→ Stated exercise
Return all lines below containing the word "Graph".
[Begin]
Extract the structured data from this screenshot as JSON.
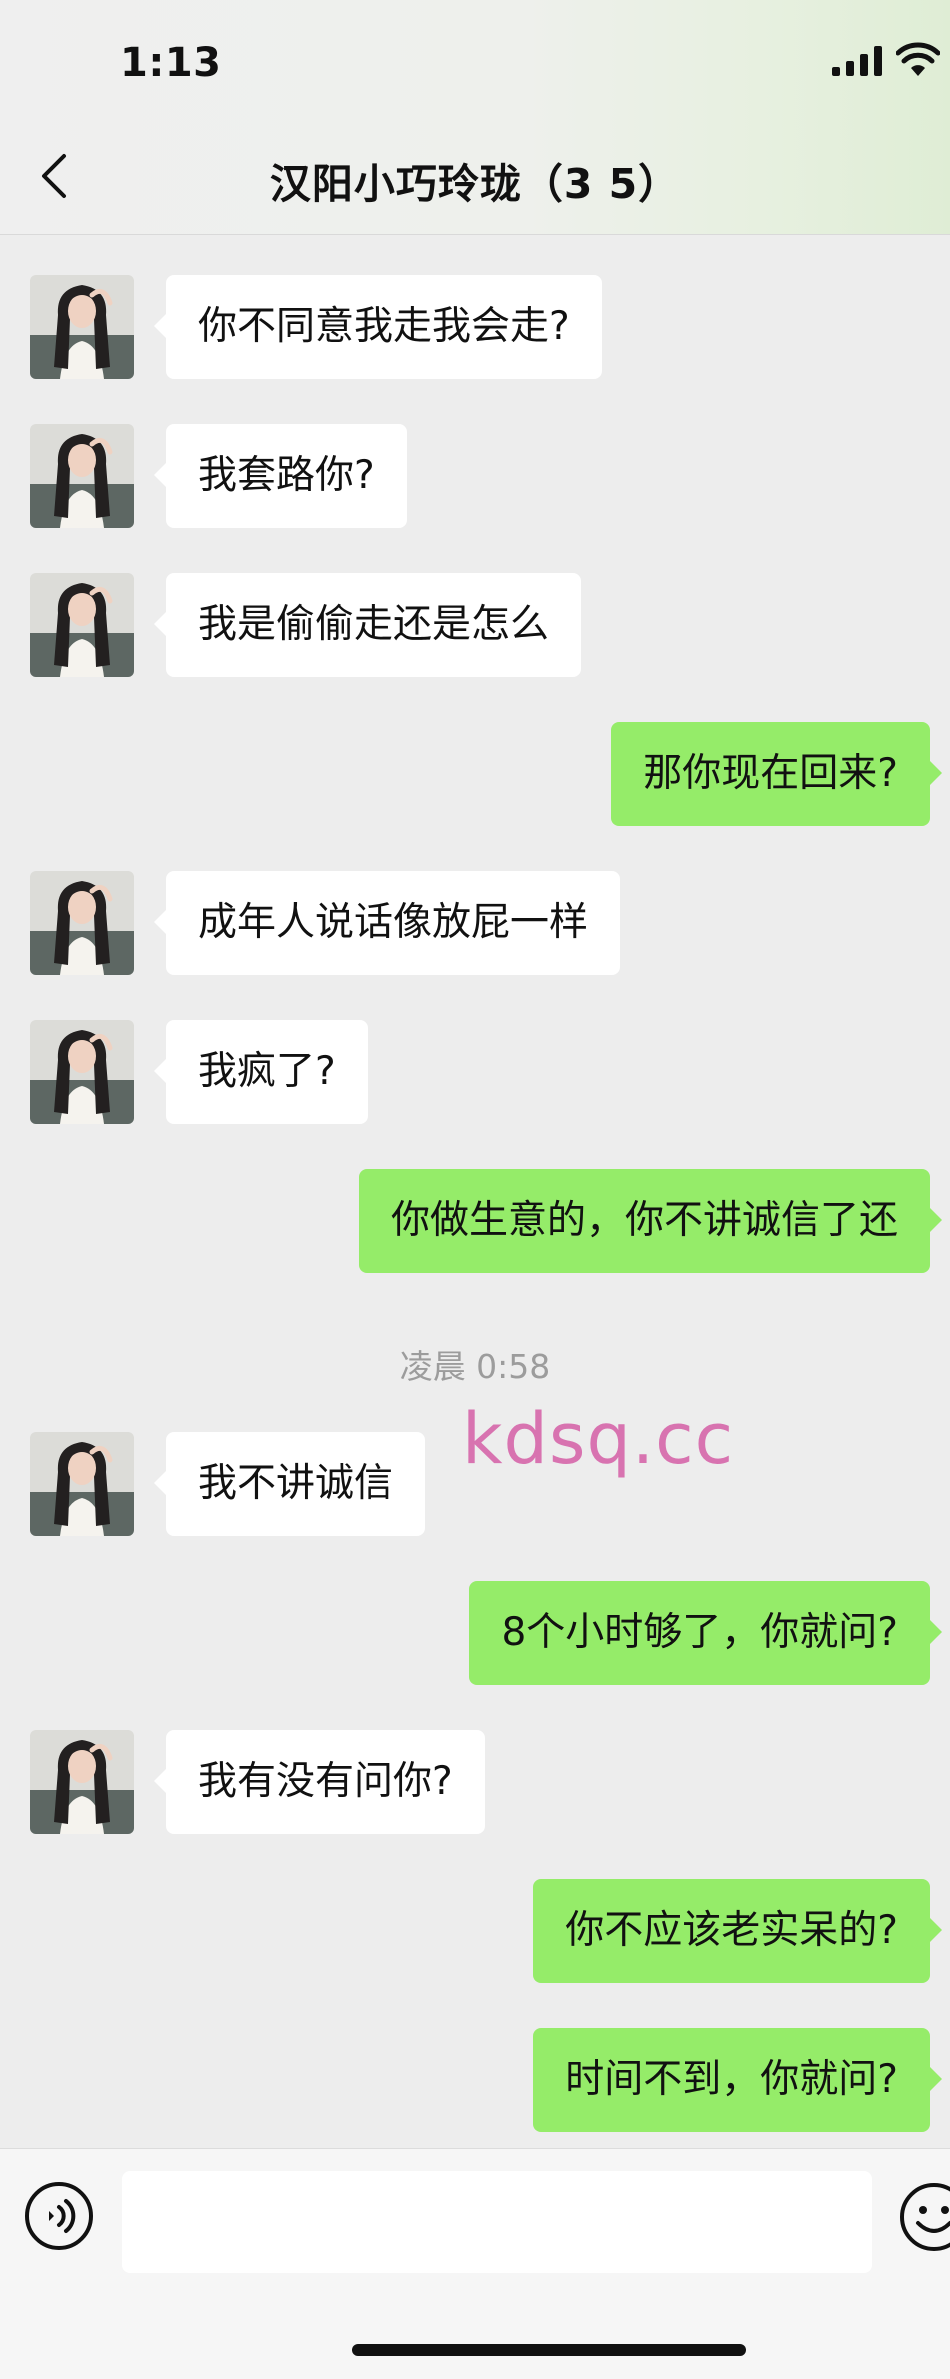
{
  "status_bar": {
    "time": "1:13"
  },
  "header": {
    "title": "汉阳小巧玲珑（3  5）"
  },
  "messages": [
    {
      "text": "你不同意我走我会走?"
    },
    {
      "text": "我套路你?"
    },
    {
      "text": "我是偷偷走还是怎么"
    },
    {
      "text": "那你现在回来?"
    },
    {
      "text": "成年人说话像放屁一样"
    },
    {
      "text": "我疯了?"
    },
    {
      "text": "你做生意的，你不讲诚信了还"
    },
    {
      "text": "我不讲诚信"
    },
    {
      "text": "8个小时够了，你就问?"
    },
    {
      "text": "我有没有问你?"
    },
    {
      "text": "你不应该老实呆的?"
    },
    {
      "text": "时间不到，你就问?"
    }
  ],
  "timestamp": "凌晨 0:58",
  "watermark": "kdsq.cc",
  "input": {
    "placeholder": ""
  },
  "colors": {
    "outgoing_bubble": "#95ec69",
    "incoming_bubble": "#ffffff",
    "background": "#ededed",
    "watermark": "#d873b0"
  }
}
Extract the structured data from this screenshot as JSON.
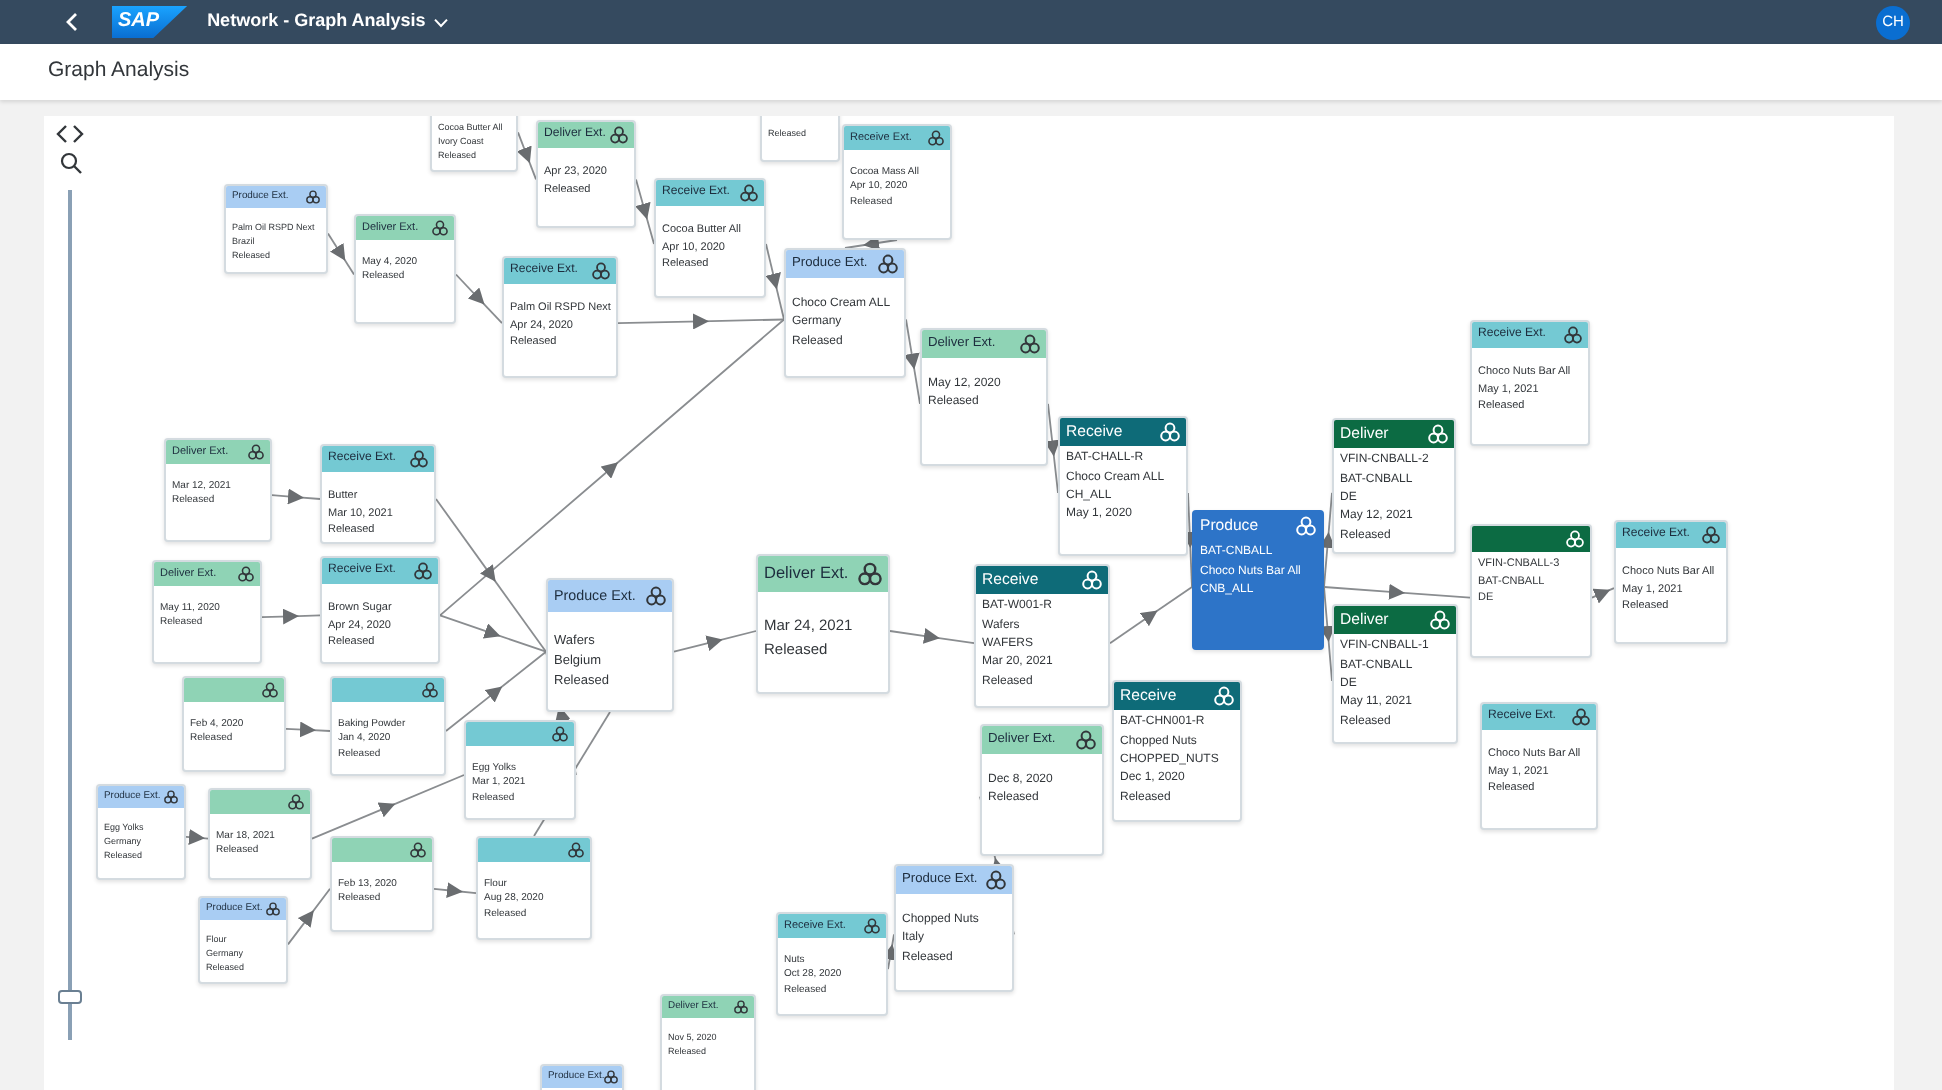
{
  "shell": {
    "logo": "SAP",
    "title": "Network - Graph Analysis",
    "avatar": "CH"
  },
  "page": {
    "title": "Graph Analysis"
  },
  "zoom": {
    "level": 0.05
  },
  "nodes": [
    {
      "kind": "produce-ext",
      "lines": [
        "Cocoa Butter All",
        "Ivory Coast",
        "Released"
      ],
      "selected": false
    },
    {
      "kind": "deliver-ext",
      "title": "Deliver Ext.",
      "lines": [
        "Apr 23, 2020",
        "Released"
      ],
      "selected": false
    },
    {
      "kind": "deliver-ext",
      "lines": [
        "Released"
      ],
      "selected": false
    },
    {
      "kind": "receive-ext",
      "title": "Receive Ext.",
      "lines": [
        "Cocoa Mass All",
        "Apr 10, 2020",
        "Released"
      ],
      "selected": false
    },
    {
      "kind": "produce-ext",
      "title": "Produce Ext.",
      "lines": [
        "Palm Oil RSPD Next",
        "Brazil",
        "Released"
      ],
      "selected": false
    },
    {
      "kind": "receive-ext",
      "title": "Receive Ext.",
      "lines": [
        "Cocoa Butter All",
        "Apr 10, 2020",
        "Released"
      ],
      "selected": false
    },
    {
      "kind": "deliver-ext",
      "title": "Deliver Ext.",
      "lines": [
        "May 4, 2020",
        "Released"
      ],
      "selected": false
    },
    {
      "kind": "receive-ext",
      "title": "Receive Ext.",
      "lines": [
        "Palm Oil RSPD Next",
        "Apr 24, 2020",
        "Released"
      ],
      "selected": false
    },
    {
      "kind": "produce-ext",
      "title": "Produce Ext.",
      "lines": [
        "Choco Cream ALL",
        "Germany",
        "Released"
      ],
      "selected": false
    },
    {
      "kind": "deliver-ext",
      "title": "Deliver Ext.",
      "lines": [
        "May 12, 2020",
        "Released"
      ],
      "selected": false
    },
    {
      "kind": "receive-ext",
      "title": "Receive Ext.",
      "lines": [
        "Choco Nuts Bar All",
        "May 1, 2021",
        "Released"
      ],
      "selected": false
    },
    {
      "kind": "receive",
      "title": "Receive",
      "lines": [
        "BAT-CHALL-R",
        "Choco Cream ALL",
        "CH_ALL",
        "May 1, 2020"
      ],
      "selected": false
    },
    {
      "kind": "deliver",
      "title": "Deliver",
      "lines": [
        "VFIN-CNBALL-2",
        "BAT-CNBALL",
        "DE",
        "May 12, 2021",
        "Released"
      ],
      "selected": false
    },
    {
      "kind": "deliver-ext",
      "title": "Deliver Ext.",
      "lines": [
        "Mar 12, 2021",
        "Released"
      ],
      "selected": false
    },
    {
      "kind": "receive-ext",
      "title": "Receive Ext.",
      "lines": [
        "Butter",
        "Mar 10, 2021",
        "Released"
      ],
      "selected": false
    },
    {
      "kind": "produce",
      "title": "Produce",
      "lines": [
        "BAT-CNBALL",
        "Choco Nuts Bar All",
        "CNB_ALL"
      ],
      "selected": true
    },
    {
      "kind": "deliver",
      "lines": [
        "VFIN-CNBALL-3",
        "BAT-CNBALL",
        "DE"
      ],
      "selected": false
    },
    {
      "kind": "receive-ext",
      "title": "Receive Ext.",
      "lines": [
        "Choco Nuts Bar All",
        "May 1, 2021",
        "Released"
      ],
      "selected": false
    },
    {
      "kind": "deliver-ext",
      "title": "Deliver Ext.",
      "lines": [
        "May 11, 2020",
        "Released"
      ],
      "selected": false
    },
    {
      "kind": "receive-ext",
      "title": "Receive Ext.",
      "lines": [
        "Brown Sugar",
        "Apr 24, 2020",
        "Released"
      ],
      "selected": false
    },
    {
      "kind": "produce-ext",
      "title": "Produce Ext.",
      "lines": [
        "Wafers",
        "Belgium",
        "Released"
      ],
      "selected": false
    },
    {
      "kind": "deliver-ext",
      "title": "Deliver Ext.",
      "lines": [
        "Mar 24, 2021",
        "Released"
      ],
      "selected": false
    },
    {
      "kind": "receive",
      "title": "Receive",
      "lines": [
        "BAT-W001-R",
        "Wafers",
        "WAFERS",
        "Mar 20, 2021",
        "Released"
      ],
      "selected": false
    },
    {
      "kind": "deliver",
      "title": "Deliver",
      "lines": [
        "VFIN-CNBALL-1",
        "BAT-CNBALL",
        "DE",
        "May 11, 2021",
        "Released"
      ],
      "selected": false
    },
    {
      "kind": "deliver-ext",
      "lines": [
        "Feb 4, 2020",
        "Released"
      ],
      "selected": false
    },
    {
      "kind": "receive-ext",
      "lines": [
        "Baking Powder",
        "Jan 4, 2020",
        "Released"
      ],
      "selected": false
    },
    {
      "kind": "receive",
      "title": "Receive",
      "lines": [
        "BAT-CHN001-R",
        "Chopped Nuts",
        "CHOPPED_NUTS",
        "Dec 1, 2020",
        "Released"
      ],
      "selected": false
    },
    {
      "kind": "receive-ext",
      "title": "Receive Ext.",
      "lines": [
        "Choco Nuts Bar All",
        "May 1, 2021",
        "Released"
      ],
      "selected": false
    },
    {
      "kind": "receive-ext",
      "lines": [
        "Egg Yolks",
        "Mar 1, 2021",
        "Released"
      ],
      "selected": false
    },
    {
      "kind": "deliver-ext",
      "title": "Deliver Ext.",
      "lines": [
        "Dec 8, 2020",
        "Released"
      ],
      "selected": false
    },
    {
      "kind": "produce-ext",
      "title": "Produce Ext.",
      "lines": [
        "Egg Yolks",
        "Germany",
        "Released"
      ],
      "selected": false
    },
    {
      "kind": "deliver-ext",
      "lines": [
        "Mar 18, 2021",
        "Released"
      ],
      "selected": false
    },
    {
      "kind": "deliver-ext",
      "lines": [
        "Feb 13, 2020",
        "Released"
      ],
      "selected": false
    },
    {
      "kind": "receive-ext",
      "lines": [
        "Flour",
        "Aug 28, 2020",
        "Released"
      ],
      "selected": false
    },
    {
      "kind": "produce-ext",
      "title": "Produce Ext.",
      "lines": [
        "Chopped Nuts",
        "Italy",
        "Released"
      ],
      "selected": false
    },
    {
      "kind": "produce-ext",
      "title": "Produce Ext.",
      "lines": [
        "Flour",
        "Germany",
        "Released"
      ],
      "selected": false
    },
    {
      "kind": "receive-ext",
      "title": "Receive Ext.",
      "lines": [
        "Nuts",
        "Oct 28, 2020",
        "Released"
      ],
      "selected": false
    },
    {
      "kind": "deliver-ext",
      "title": "Deliver Ext.",
      "lines": [
        "Nov 5, 2020",
        "Released"
      ],
      "selected": false
    },
    {
      "kind": "produce-ext",
      "title": "Produce Ext.",
      "selected": false
    }
  ]
}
[End]
→ Correct output
    "title": "Network - Graph Analysis",
    "title": "Graph Analysis"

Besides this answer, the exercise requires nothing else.